* _PROBLEM STATEMENT_: Copy out each line of the data that holds the word "encourage".

* _PROVIDED DATA_:
§
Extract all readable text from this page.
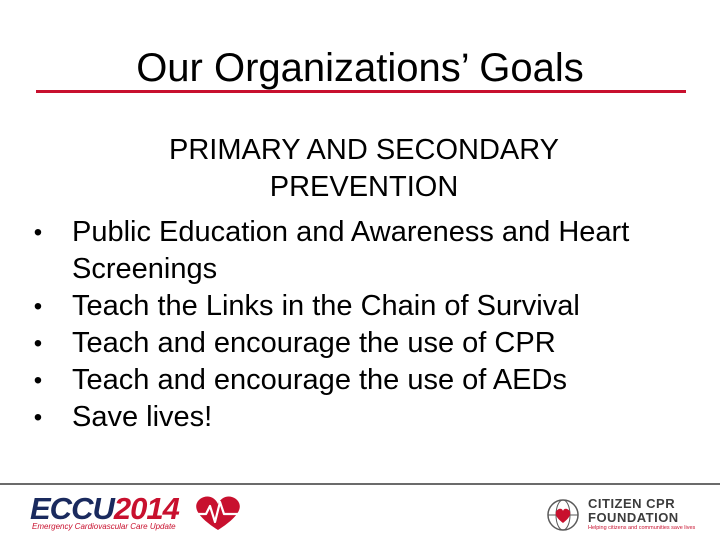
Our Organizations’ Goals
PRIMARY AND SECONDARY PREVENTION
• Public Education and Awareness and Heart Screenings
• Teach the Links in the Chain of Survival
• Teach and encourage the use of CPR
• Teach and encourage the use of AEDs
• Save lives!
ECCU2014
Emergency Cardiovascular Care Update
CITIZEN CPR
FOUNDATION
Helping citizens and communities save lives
§
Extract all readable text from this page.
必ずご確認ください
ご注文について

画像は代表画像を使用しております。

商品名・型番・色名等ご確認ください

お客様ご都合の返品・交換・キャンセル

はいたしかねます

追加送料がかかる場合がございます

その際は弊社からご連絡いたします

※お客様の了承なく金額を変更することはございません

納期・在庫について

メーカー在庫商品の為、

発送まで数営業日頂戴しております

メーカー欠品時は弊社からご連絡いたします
§
* _IN RESPONSE_:
• Teach and encourage the use of CPR
• Teach and encourage the use of AEDs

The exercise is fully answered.